### Short task
Reproduce the entries in full, with no changes.

[Data records]
┄┄┄┄┄┄┄┄┄┄

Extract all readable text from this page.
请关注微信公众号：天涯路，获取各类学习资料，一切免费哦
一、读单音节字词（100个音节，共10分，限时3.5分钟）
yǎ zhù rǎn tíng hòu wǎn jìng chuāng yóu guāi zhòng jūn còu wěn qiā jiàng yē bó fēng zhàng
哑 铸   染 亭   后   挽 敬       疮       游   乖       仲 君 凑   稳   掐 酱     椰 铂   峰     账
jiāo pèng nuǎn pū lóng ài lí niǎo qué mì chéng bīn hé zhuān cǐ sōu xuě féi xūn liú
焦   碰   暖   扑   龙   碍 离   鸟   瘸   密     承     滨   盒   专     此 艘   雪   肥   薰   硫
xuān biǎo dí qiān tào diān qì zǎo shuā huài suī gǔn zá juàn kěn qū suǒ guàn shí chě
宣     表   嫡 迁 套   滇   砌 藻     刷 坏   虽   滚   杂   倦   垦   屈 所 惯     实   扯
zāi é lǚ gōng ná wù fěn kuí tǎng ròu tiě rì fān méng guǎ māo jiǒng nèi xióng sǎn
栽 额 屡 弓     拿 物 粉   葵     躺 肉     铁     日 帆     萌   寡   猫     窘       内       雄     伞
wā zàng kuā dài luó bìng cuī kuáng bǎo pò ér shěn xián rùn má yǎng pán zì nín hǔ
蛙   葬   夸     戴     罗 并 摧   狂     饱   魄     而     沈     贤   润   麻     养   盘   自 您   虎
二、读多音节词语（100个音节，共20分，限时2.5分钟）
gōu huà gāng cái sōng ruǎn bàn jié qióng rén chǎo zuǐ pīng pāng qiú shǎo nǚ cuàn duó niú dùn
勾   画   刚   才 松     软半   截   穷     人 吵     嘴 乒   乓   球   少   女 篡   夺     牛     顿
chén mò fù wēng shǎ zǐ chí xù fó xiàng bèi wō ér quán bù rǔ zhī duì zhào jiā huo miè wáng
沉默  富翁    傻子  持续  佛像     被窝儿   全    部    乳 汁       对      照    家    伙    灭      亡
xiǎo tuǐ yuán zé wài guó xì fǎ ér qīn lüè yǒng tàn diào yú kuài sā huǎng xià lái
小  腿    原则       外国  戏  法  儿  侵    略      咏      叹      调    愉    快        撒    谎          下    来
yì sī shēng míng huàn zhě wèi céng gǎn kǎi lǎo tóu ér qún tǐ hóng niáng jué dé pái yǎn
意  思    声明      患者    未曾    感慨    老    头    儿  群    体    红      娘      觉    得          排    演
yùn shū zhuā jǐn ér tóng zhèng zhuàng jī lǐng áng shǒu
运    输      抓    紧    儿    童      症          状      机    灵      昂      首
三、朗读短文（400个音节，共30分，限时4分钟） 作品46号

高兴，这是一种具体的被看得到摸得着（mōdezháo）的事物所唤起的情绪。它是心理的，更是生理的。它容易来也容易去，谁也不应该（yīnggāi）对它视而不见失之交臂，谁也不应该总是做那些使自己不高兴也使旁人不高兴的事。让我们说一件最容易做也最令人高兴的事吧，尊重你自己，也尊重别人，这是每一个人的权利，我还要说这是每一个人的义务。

┄┄┄┄┄┄┄┄┄┄

### The answer
Extract all readable text from this page.
请关注微信公众号：天涯路，获取各类学习资料，一切免费哦
一、读单音节字词（100个音节，共10分，限时3.5分钟）
yǎ zhù rǎn tíng hòu wǎn jìng chuāng yóu guāi zhòng jūn còu wěn qiā jiàng yē bó fēng zhàng
哑 铸   染 亭   后   挽 敬       疮       游   乖       仲 君 凑   稳   掐 酱     椰 铂   峰     账
jiāo pèng nuǎn pū lóng ài lí niǎo qué mì chéng bīn hé zhuān cǐ sōu xuě féi xūn liú
焦   碰   暖   扑   龙   碍 离   鸟   瘸   密     承     滨   盒   专     此 艘   雪   肥   薰   硫
xuān biǎo dí qiān tào diān qì zǎo shuā huài suī gǔn zá juàn kěn qū suǒ guàn shí chě
宣     表   嫡 迁 套   滇   砌 藻     刷 坏   虽   滚   杂   倦   垦   屈 所 惯     实   扯
zāi é lǚ gōng ná wù fěn kuí tǎng ròu tiě rì fān méng guǎ māo jiǒng nèi xióng sǎn
栽 额 屡 弓     拿 物 粉   葵     躺 肉     铁     日 帆     萌   寡   猫     窘       内       雄     伞
wā zàng kuā dài luó bìng cuī kuáng bǎo pò ér shěn xián rùn má yǎng pán zì nín hǔ
蛙   葬   夸     戴     罗 并 摧   狂     饱   魄     而     沈     贤   润   麻     养   盘   自 您   虎
二、读多音节词语（100个音节，共20分，限时2.5分钟）
gōu huà gāng cái sōng ruǎn bàn jié qióng rén chǎo zuǐ pīng pāng qiú shǎo nǚ cuàn duó niú dùn
勾   画   刚   才 松     软半   截   穷     人 吵     嘴 乒   乓   球   少   女 篡   夺     牛     顿
chén mò fù wēng shǎ zǐ chí xù fó xiàng bèi wō ér quán bù rǔ zhī duì zhào jiā huo miè wáng
沉默  富翁    傻子  持续  佛像     被窝儿   全    部    乳 汁       对      照    家    伙    灭      亡
xiǎo tuǐ yuán zé wài guó xì fǎ ér qīn lüè yǒng tàn diào yú kuài sā huǎng xià lái
小  腿    原则       外国  戏  法  儿  侵    略      咏      叹      调    愉    快        撒    谎          下    来
yì sī shēng míng huàn zhě wèi céng gǎn kǎi lǎo tóu ér qún tǐ hóng niáng jué dé pái yǎn
意  思    声明      患者    未曾    感慨    老    头    儿  群    体    红      娘      觉    得          排    演
yùn shū zhuā jǐn ér tóng zhèng zhuàng jī lǐng áng shǒu
运    输      抓    紧    儿    童      症          状      机    灵      昂      首
三、朗读短文（400个音节，共30分，限时4分钟） 作品46号

高兴，这是一种具体的被看得到摸得着（mōdezháo）的事物所唤起的情绪。它是心理的，更是生理的。它容易来也容易去，谁也不应该（yīnggāi）对它视而不见失之交臂，谁也不应该总是做那些使自己不高兴也使旁人不高兴的事。让我们说一件最容易做也最令人高兴的事吧，尊重你自己，也尊重别人，这是每一个人的权利，我还要说这是每一个人的义务。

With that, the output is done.